[Records from a data source]
----
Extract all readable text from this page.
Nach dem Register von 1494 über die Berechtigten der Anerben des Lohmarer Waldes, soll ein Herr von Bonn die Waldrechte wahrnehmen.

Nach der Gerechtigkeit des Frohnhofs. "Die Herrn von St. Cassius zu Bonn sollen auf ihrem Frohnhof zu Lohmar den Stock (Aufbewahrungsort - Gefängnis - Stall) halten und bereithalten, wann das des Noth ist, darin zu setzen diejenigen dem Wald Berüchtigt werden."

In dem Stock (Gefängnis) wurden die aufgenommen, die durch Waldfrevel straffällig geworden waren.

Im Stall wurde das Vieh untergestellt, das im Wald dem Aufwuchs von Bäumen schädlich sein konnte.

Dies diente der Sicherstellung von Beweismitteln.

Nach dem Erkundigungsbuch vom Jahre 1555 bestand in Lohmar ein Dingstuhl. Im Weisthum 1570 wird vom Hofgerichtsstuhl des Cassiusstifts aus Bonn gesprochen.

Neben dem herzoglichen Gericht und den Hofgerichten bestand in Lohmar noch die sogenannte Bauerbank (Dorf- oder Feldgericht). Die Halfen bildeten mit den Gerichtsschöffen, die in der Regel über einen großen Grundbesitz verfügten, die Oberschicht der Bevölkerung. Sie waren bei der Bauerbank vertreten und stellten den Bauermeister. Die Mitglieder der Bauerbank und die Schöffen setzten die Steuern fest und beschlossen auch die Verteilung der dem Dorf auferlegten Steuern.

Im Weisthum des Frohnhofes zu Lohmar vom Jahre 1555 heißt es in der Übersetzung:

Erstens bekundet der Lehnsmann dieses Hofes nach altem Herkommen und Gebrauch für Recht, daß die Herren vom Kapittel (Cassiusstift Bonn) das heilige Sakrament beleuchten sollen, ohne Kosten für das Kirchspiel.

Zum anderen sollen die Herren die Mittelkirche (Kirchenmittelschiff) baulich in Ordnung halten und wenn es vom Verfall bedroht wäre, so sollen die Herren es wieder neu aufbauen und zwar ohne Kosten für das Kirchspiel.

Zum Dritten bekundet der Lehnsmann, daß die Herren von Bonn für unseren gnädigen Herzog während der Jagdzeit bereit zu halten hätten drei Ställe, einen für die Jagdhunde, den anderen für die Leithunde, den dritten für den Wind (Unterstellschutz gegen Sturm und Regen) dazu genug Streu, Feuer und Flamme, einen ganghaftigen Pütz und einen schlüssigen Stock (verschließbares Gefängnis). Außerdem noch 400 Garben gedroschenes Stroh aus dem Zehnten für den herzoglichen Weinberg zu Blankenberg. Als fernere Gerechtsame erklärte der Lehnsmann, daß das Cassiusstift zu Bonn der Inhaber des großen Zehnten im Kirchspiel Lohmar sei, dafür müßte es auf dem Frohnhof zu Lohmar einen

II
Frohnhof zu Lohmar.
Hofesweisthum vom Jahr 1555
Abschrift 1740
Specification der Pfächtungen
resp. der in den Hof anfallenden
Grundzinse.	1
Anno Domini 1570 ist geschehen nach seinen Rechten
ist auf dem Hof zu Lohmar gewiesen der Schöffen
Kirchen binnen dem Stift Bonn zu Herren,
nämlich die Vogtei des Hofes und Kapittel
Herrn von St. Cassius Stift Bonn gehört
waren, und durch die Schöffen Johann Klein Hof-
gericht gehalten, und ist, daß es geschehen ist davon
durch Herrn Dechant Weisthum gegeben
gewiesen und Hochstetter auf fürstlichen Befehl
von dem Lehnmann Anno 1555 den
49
----
◆ **Aim of the exercise**: Only lines containing the word "gewiesen" should appear in the answer, and every such line from the records above must be there.

◆ **Solution to this task**:
ist auf dem Hof zu Lohmar gewiesen der Schöffen
gewiesen und Hochstetter auf fürstlichen Befehl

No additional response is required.